'''

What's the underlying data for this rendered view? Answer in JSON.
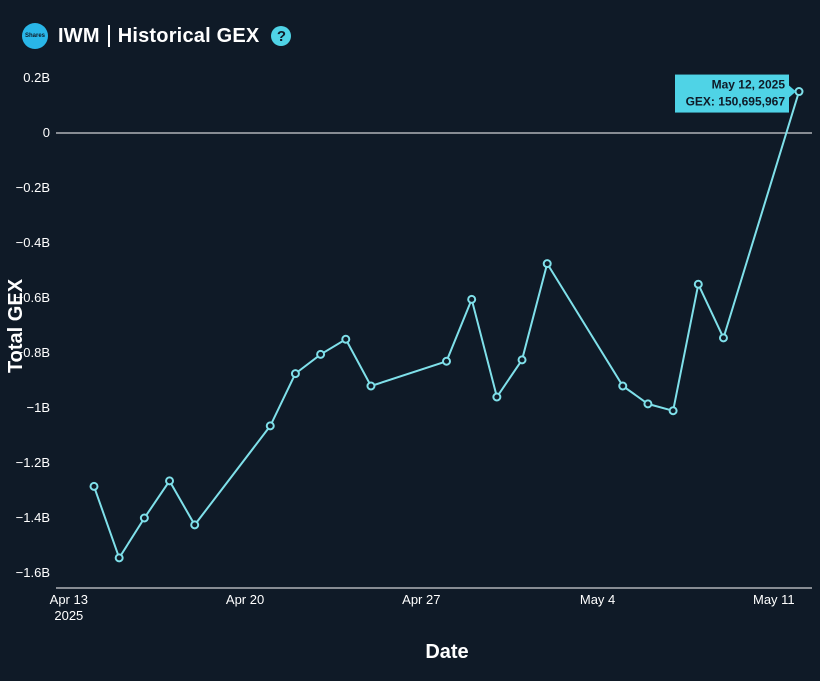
{
  "header": {
    "logo_text": "Shares",
    "ticker": "IWM",
    "title": "Historical GEX",
    "help_glyph": "?"
  },
  "colors": {
    "background": "#0f1a27",
    "line": "#7fe0ea",
    "accent": "#4fd3e6",
    "zero_line": "#ffffff"
  },
  "icons": [
    "brand-logo-icon",
    "help-icon"
  ],
  "chart_data": {
    "type": "line",
    "xlabel": "Date",
    "ylabel": "Total GEX",
    "xlim": [
      "2025-04-13",
      "2025-05-12"
    ],
    "ylim": [
      -1.65,
      0.2
    ],
    "x_ticks": [
      {
        "date": "2025-04-13",
        "label": "Apr 13",
        "sublabel": "2025"
      },
      {
        "date": "2025-04-20",
        "label": "Apr 20",
        "sublabel": ""
      },
      {
        "date": "2025-04-27",
        "label": "Apr 27",
        "sublabel": ""
      },
      {
        "date": "2025-05-04",
        "label": "May 4",
        "sublabel": ""
      },
      {
        "date": "2025-05-11",
        "label": "May 11",
        "sublabel": ""
      }
    ],
    "y_ticks": [
      {
        "value": 0.2,
        "label": "0.2B"
      },
      {
        "value": 0,
        "label": "0"
      },
      {
        "value": -0.2,
        "label": "−0.2B"
      },
      {
        "value": -0.4,
        "label": "−0.4B"
      },
      {
        "value": -0.6,
        "label": "−0.6B"
      },
      {
        "value": -0.8,
        "label": "−0.8B"
      },
      {
        "value": -1.0,
        "label": "−1B"
      },
      {
        "value": -1.2,
        "label": "−1.2B"
      },
      {
        "value": -1.4,
        "label": "−1.4B"
      },
      {
        "value": -1.6,
        "label": "−1.6B"
      }
    ],
    "series": [
      {
        "points": [
          {
            "x": "2025-04-14",
            "y": -1.285
          },
          {
            "x": "2025-04-15",
            "y": -1.545
          },
          {
            "x": "2025-04-16",
            "y": -1.4
          },
          {
            "x": "2025-04-17",
            "y": -1.265
          },
          {
            "x": "2025-04-18",
            "y": -1.425
          },
          {
            "x": "2025-04-21",
            "y": -1.065
          },
          {
            "x": "2025-04-22",
            "y": -0.875
          },
          {
            "x": "2025-04-23",
            "y": -0.805
          },
          {
            "x": "2025-04-24",
            "y": -0.75
          },
          {
            "x": "2025-04-25",
            "y": -0.92
          },
          {
            "x": "2025-04-28",
            "y": -0.83
          },
          {
            "x": "2025-04-29",
            "y": -0.605
          },
          {
            "x": "2025-04-30",
            "y": -0.96
          },
          {
            "x": "2025-05-01",
            "y": -0.825
          },
          {
            "x": "2025-05-02",
            "y": -0.475
          },
          {
            "x": "2025-05-05",
            "y": -0.92
          },
          {
            "x": "2025-05-06",
            "y": -0.985
          },
          {
            "x": "2025-05-07",
            "y": -1.01
          },
          {
            "x": "2025-05-08",
            "y": -0.55
          },
          {
            "x": "2025-05-09",
            "y": -0.745
          },
          {
            "x": "2025-05-12",
            "y": 0.150695967
          }
        ]
      }
    ],
    "tooltip": {
      "point_date": "2025-05-12",
      "date_label": "May 12, 2025",
      "value_label": "GEX: 150,695,967"
    },
    "grid": false,
    "legend": "none"
  }
}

'''

Take the listing above and restate it word for word, without its pictures.

■ **Response for this exercise**
What's the underlying data for this rendered view? Answer in JSON.
{
  "header": {
    "logo_text": "Shares",
    "ticker": "IWM",
    "title": "Historical GEX",
    "help_glyph": "?"
  },
  "colors": {
    "background": "#0f1a27",
    "line": "#7fe0ea",
    "accent": "#4fd3e6",
    "zero_line": "#ffffff"
  },
  "icons": [
    "brand-logo-icon",
    "help-icon"
  ],
  "chart_data": {
    "type": "line",
    "xlabel": "Date",
    "ylabel": "Total GEX",
    "xlim": [
      "2025-04-13",
      "2025-05-12"
    ],
    "ylim": [
      -1.65,
      0.2
    ],
    "x_ticks": [
      {
        "date": "2025-04-13",
        "label": "Apr 13",
        "sublabel": "2025"
      },
      {
        "date": "2025-04-20",
        "label": "Apr 20",
        "sublabel": ""
      },
      {
        "date": "2025-04-27",
        "label": "Apr 27",
        "sublabel": ""
      },
      {
        "date": "2025-05-04",
        "label": "May 4",
        "sublabel": ""
      },
      {
        "date": "2025-05-11",
        "label": "May 11",
        "sublabel": ""
      }
    ],
    "y_ticks": [
      {
        "value": 0.2,
        "label": "0.2B"
      },
      {
        "value": 0,
        "label": "0"
      },
      {
        "value": -0.2,
        "label": "−0.2B"
      },
      {
        "value": -0.4,
        "label": "−0.4B"
      },
      {
        "value": -0.6,
        "label": "−0.6B"
      },
      {
        "value": -0.8,
        "label": "−0.8B"
      },
      {
        "value": -1.0,
        "label": "−1B"
      },
      {
        "value": -1.2,
        "label": "−1.2B"
      },
      {
        "value": -1.4,
        "label": "−1.4B"
      },
      {
        "value": -1.6,
        "label": "−1.6B"
      }
    ],
    "series": [
      {
        "points": [
          {
            "x": "2025-04-14",
            "y": -1.285
          },
          {
            "x": "2025-04-15",
            "y": -1.545
          },
          {
            "x": "2025-04-16",
            "y": -1.4
          },
          {
            "x": "2025-04-17",
            "y": -1.265
          },
          {
            "x": "2025-04-18",
            "y": -1.425
          },
          {
            "x": "2025-04-21",
            "y": -1.065
          },
          {
            "x": "2025-04-22",
            "y": -0.875
          },
          {
            "x": "2025-04-23",
            "y": -0.805
          },
          {
            "x": "2025-04-24",
            "y": -0.75
          },
          {
            "x": "2025-04-25",
            "y": -0.92
          },
          {
            "x": "2025-04-28",
            "y": -0.83
          },
          {
            "x": "2025-04-29",
            "y": -0.605
          },
          {
            "x": "2025-04-30",
            "y": -0.96
          },
          {
            "x": "2025-05-01",
            "y": -0.825
          },
          {
            "x": "2025-05-02",
            "y": -0.475
          },
          {
            "x": "2025-05-05",
            "y": -0.92
          },
          {
            "x": "2025-05-06",
            "y": -0.985
          },
          {
            "x": "2025-05-07",
            "y": -1.01
          },
          {
            "x": "2025-05-08",
            "y": -0.55
          },
          {
            "x": "2025-05-09",
            "y": -0.745
          },
          {
            "x": "2025-05-12",
            "y": 0.150695967
          }
        ]
      }
    ],
    "tooltip": {
      "point_date": "2025-05-12",
      "date_label": "May 12, 2025",
      "value_label": "GEX: 150,695,967"
    },
    "grid": false,
    "legend": "none"
  }
}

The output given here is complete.